> Problem details
Write out every record in full, exactly as written, please.

> Material for this exercise
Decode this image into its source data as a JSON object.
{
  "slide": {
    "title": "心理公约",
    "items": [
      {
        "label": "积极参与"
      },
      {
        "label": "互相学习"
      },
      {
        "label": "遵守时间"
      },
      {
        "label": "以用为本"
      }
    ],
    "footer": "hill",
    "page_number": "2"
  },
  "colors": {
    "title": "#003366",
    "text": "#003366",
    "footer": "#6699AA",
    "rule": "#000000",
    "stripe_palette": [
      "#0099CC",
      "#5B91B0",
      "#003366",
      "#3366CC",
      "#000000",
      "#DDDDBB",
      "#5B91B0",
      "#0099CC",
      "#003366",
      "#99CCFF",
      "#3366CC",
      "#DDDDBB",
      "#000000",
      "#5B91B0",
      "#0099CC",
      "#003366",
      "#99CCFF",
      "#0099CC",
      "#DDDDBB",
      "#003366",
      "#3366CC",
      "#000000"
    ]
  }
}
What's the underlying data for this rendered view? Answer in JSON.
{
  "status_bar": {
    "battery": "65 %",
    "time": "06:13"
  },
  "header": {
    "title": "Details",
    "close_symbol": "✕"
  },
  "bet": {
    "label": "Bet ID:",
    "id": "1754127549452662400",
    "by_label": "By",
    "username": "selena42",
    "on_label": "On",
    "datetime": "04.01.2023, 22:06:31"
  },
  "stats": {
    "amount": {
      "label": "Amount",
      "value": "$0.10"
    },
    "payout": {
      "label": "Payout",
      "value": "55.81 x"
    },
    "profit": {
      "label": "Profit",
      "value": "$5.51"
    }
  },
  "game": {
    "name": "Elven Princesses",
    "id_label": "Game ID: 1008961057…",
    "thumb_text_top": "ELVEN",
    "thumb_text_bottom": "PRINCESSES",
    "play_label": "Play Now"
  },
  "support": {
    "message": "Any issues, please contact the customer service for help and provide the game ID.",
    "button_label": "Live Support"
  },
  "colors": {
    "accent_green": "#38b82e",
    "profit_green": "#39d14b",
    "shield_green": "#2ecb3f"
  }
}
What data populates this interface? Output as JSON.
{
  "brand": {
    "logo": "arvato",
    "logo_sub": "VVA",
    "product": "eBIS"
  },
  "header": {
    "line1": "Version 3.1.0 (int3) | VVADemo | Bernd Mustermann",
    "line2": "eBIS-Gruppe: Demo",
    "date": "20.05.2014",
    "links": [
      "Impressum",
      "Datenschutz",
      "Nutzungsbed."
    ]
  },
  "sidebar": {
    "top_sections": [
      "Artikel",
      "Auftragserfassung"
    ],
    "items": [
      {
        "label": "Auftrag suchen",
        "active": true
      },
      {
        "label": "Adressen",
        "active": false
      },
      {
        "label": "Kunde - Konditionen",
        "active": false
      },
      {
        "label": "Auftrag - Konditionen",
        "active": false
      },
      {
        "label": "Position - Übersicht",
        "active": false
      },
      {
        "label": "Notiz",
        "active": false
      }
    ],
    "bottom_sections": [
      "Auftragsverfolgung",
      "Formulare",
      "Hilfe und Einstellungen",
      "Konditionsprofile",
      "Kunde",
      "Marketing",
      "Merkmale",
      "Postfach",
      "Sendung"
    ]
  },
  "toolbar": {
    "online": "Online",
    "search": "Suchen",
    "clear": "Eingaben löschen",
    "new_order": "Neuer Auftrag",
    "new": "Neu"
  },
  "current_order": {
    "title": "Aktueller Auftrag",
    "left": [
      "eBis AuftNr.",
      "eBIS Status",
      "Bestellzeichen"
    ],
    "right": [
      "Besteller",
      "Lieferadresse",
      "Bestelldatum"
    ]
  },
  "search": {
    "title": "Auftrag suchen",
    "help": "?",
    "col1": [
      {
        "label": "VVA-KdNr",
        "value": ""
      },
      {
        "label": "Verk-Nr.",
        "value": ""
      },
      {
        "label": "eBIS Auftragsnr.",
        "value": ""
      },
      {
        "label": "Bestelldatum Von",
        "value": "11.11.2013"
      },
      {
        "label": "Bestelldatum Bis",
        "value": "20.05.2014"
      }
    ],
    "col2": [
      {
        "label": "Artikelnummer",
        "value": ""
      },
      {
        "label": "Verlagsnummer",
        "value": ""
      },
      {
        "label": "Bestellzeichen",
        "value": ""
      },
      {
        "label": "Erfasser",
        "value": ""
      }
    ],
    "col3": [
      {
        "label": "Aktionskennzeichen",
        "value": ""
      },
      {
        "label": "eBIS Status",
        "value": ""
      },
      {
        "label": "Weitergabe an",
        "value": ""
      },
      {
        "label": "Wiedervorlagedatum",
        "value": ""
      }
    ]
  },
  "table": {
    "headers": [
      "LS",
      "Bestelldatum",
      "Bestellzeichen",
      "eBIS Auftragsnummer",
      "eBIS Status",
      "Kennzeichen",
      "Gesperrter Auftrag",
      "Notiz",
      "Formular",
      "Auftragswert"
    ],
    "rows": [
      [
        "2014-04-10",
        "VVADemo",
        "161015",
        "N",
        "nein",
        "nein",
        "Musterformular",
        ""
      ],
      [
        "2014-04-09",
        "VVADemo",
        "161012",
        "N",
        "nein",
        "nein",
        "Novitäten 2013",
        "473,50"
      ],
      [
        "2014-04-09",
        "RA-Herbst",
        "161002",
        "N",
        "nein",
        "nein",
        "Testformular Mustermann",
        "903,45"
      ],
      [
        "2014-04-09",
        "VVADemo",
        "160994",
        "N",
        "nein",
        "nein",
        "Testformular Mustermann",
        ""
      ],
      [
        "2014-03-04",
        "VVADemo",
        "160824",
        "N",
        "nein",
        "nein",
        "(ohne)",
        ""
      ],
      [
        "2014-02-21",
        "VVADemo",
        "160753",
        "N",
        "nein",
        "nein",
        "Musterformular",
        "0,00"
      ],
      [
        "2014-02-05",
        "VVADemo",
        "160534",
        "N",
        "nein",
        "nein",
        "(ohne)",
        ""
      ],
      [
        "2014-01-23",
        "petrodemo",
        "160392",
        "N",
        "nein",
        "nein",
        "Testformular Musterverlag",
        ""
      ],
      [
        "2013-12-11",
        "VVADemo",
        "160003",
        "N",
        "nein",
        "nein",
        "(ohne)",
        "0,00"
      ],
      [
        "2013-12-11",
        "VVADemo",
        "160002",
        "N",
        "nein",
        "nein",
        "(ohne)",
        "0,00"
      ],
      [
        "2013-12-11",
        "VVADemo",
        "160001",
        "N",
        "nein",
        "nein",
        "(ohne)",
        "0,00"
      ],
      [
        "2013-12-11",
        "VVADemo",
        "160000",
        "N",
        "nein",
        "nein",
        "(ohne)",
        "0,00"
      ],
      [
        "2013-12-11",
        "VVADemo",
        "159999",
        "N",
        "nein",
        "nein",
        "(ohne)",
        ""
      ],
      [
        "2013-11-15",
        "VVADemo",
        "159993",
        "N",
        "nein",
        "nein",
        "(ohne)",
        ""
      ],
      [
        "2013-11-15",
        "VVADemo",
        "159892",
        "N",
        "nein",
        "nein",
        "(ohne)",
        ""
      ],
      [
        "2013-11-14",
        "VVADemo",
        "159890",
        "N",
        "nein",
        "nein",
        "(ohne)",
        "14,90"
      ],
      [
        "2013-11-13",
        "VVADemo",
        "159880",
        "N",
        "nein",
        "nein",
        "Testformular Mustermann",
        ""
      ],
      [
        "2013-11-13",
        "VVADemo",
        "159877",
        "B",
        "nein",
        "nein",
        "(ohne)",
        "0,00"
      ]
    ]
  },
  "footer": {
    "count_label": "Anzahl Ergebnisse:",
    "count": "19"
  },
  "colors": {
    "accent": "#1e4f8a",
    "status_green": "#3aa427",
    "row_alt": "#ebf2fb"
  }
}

> Final result
Decode this image into its source data as a JSON object.
{
  "slide": {
    "title": "心理公约",
    "items": [
      {
        "label": "积极参与"
      },
      {
        "label": "互相学习"
      },
      {
        "label": "遵守时间"
      },
      {
        "label": "以用为本"
      }
    ],
    "footer": "hill",
    "page_number": "2"
  },
  "colors": {
    "title": "#003366",
    "text": "#003366",
    "footer": "#6699AA",
    "rule": "#000000",
    "stripe_palette": [
      "#0099CC",
      "#5B91B0",
      "#003366",
      "#3366CC",
      "#000000",
      "#DDDDBB",
      "#5B91B0",
      "#0099CC",
      "#003366",
      "#99CCFF",
      "#3366CC",
      "#DDDDBB",
      "#000000",
      "#5B91B0",
      "#0099CC",
      "#003366",
      "#99CCFF",
      "#0099CC",
      "#DDDDBB",
      "#003366",
      "#3366CC",
      "#000000"
    ]
  }
}
What's the underlying data for this rendered view? Answer in JSON.
{
  "status_bar": {
    "battery": "65 %",
    "time": "06:13"
  },
  "header": {
    "title": "Details",
    "close_symbol": "✕"
  },
  "bet": {
    "label": "Bet ID:",
    "id": "1754127549452662400",
    "by_label": "By",
    "username": "selena42",
    "on_label": "On",
    "datetime": "04.01.2023, 22:06:31"
  },
  "stats": {
    "amount": {
      "label": "Amount",
      "value": "$0.10"
    },
    "payout": {
      "label": "Payout",
      "value": "55.81 x"
    },
    "profit": {
      "label": "Profit",
      "value": "$5.51"
    }
  },
  "game": {
    "name": "Elven Princesses",
    "id_label": "Game ID: 1008961057…",
    "thumb_text_top": "ELVEN",
    "thumb_text_bottom": "PRINCESSES",
    "play_label": "Play Now"
  },
  "support": {
    "message": "Any issues, please contact the customer service for help and provide the game ID.",
    "button_label": "Live Support"
  },
  "colors": {
    "accent_green": "#38b82e",
    "profit_green": "#39d14b",
    "shield_green": "#2ecb3f"
  }
}
What data populates this interface? Output as JSON.
{
  "brand": {
    "logo": "arvato",
    "logo_sub": "VVA",
    "product": "eBIS"
  },
  "header": {
    "line1": "Version 3.1.0 (int3) | VVADemo | Bernd Mustermann",
    "line2": "eBIS-Gruppe: Demo",
    "date": "20.05.2014",
    "links": [
      "Impressum",
      "Datenschutz",
      "Nutzungsbed."
    ]
  },
  "sidebar": {
    "top_sections": [
      "Artikel",
      "Auftragserfassung"
    ],
    "items": [
      {
        "label": "Auftrag suchen",
        "active": true
      },
      {
        "label": "Adressen",
        "active": false
      },
      {
        "label": "Kunde - Konditionen",
        "active": false
      },
      {
        "label": "Auftrag - Konditionen",
        "active": false
      },
      {
        "label": "Position - Übersicht",
        "active": false
      },
      {
        "label": "Notiz",
        "active": false
      }
    ],
    "bottom_sections": [
      "Auftragsverfolgung",
      "Formulare",
      "Hilfe und Einstellungen",
      "Konditionsprofile",
      "Kunde",
      "Marketing",
      "Merkmale",
      "Postfach",
      "Sendung"
    ]
  },
  "toolbar": {
    "online": "Online",
    "search": "Suchen",
    "clear": "Eingaben löschen",
    "new_order": "Neuer Auftrag",
    "new": "Neu"
  },
  "current_order": {
    "title": "Aktueller Auftrag",
    "left": [
      "eBis AuftNr.",
      "eBIS Status",
      "Bestellzeichen"
    ],
    "right": [
      "Besteller",
      "Lieferadresse",
      "Bestelldatum"
    ]
  },
  "search": {
    "title": "Auftrag suchen",
    "help": "?",
    "col1": [
      {
        "label": "VVA-KdNr",
        "value": ""
      },
      {
        "label": "Verk-Nr.",
        "value": ""
      },
      {
        "label": "eBIS Auftragsnr.",
        "value": ""
      },
      {
        "label": "Bestelldatum Von",
        "value": "11.11.2013"
      },
      {
        "label": "Bestelldatum Bis",
        "value": "20.05.2014"
      }
    ],
    "col2": [
      {
        "label": "Artikelnummer",
        "value": ""
      },
      {
        "label": "Verlagsnummer",
        "value": ""
      },
      {
        "label": "Bestellzeichen",
        "value": ""
      },
      {
        "label": "Erfasser",
        "value": ""
      }
    ],
    "col3": [
      {
        "label": "Aktionskennzeichen",
        "value": ""
      },
      {
        "label": "eBIS Status",
        "value": ""
      },
      {
        "label": "Weitergabe an",
        "value": ""
      },
      {
        "label": "Wiedervorlagedatum",
        "value": ""
      }
    ]
  },
  "table": {
    "headers": [
      "LS",
      "Bestelldatum",
      "Bestellzeichen",
      "eBIS Auftragsnummer",
      "eBIS Status",
      "Kennzeichen",
      "Gesperrter Auftrag",
      "Notiz",
      "Formular",
      "Auftragswert"
    ],
    "rows": [
      [
        "2014-04-10",
        "VVADemo",
        "161015",
        "N",
        "nein",
        "nein",
        "Musterformular",
        ""
      ],
      [
        "2014-04-09",
        "VVADemo",
        "161012",
        "N",
        "nein",
        "nein",
        "Novitäten 2013",
        "473,50"
      ],
      [
        "2014-04-09",
        "RA-Herbst",
        "161002",
        "N",
        "nein",
        "nein",
        "Testformular Mustermann",
        "903,45"
      ],
      [
        "2014-04-09",
        "VVADemo",
        "160994",
        "N",
        "nein",
        "nein",
        "Testformular Mustermann",
        ""
      ],
      [
        "2014-03-04",
        "VVADemo",
        "160824",
        "N",
        "nein",
        "nein",
        "(ohne)",
        ""
      ],
      [
        "2014-02-21",
        "VVADemo",
        "160753",
        "N",
        "nein",
        "nein",
        "Musterformular",
        "0,00"
      ],
      [
        "2014-02-05",
        "VVADemo",
        "160534",
        "N",
        "nein",
        "nein",
        "(ohne)",
        ""
      ],
      [
        "2014-01-23",
        "petrodemo",
        "160392",
        "N",
        "nein",
        "nein",
        "Testformular Musterverlag",
        ""
      ],
      [
        "2013-12-11",
        "VVADemo",
        "160003",
        "N",
        "nein",
        "nein",
        "(ohne)",
        "0,00"
      ],
      [
        "2013-12-11",
        "VVADemo",
        "160002",
        "N",
        "nein",
        "nein",
        "(ohne)",
        "0,00"
      ],
      [
        "2013-12-11",
        "VVADemo",
        "160001",
        "N",
        "nein",
        "nein",
        "(ohne)",
        "0,00"
      ],
      [
        "2013-12-11",
        "VVADemo",
        "160000",
        "N",
        "nein",
        "nein",
        "(ohne)",
        "0,00"
      ],
      [
        "2013-12-11",
        "VVADemo",
        "159999",
        "N",
        "nein",
        "nein",
        "(ohne)",
        ""
      ],
      [
        "2013-11-15",
        "VVADemo",
        "159993",
        "N",
        "nein",
        "nein",
        "(ohne)",
        ""
      ],
      [
        "2013-11-15",
        "VVADemo",
        "159892",
        "N",
        "nein",
        "nein",
        "(ohne)",
        ""
      ],
      [
        "2013-11-14",
        "VVADemo",
        "159890",
        "N",
        "nein",
        "nein",
        "(ohne)",
        "14,90"
      ],
      [
        "2013-11-13",
        "VVADemo",
        "159880",
        "N",
        "nein",
        "nein",
        "Testformular Mustermann",
        ""
      ],
      [
        "2013-11-13",
        "VVADemo",
        "159877",
        "B",
        "nein",
        "nein",
        "(ohne)",
        "0,00"
      ]
    ]
  },
  "footer": {
    "count_label": "Anzahl Ergebnisse:",
    "count": "19"
  },
  "colors": {
    "accent": "#1e4f8a",
    "status_green": "#3aa427",
    "row_alt": "#ebf2fb"
  }
}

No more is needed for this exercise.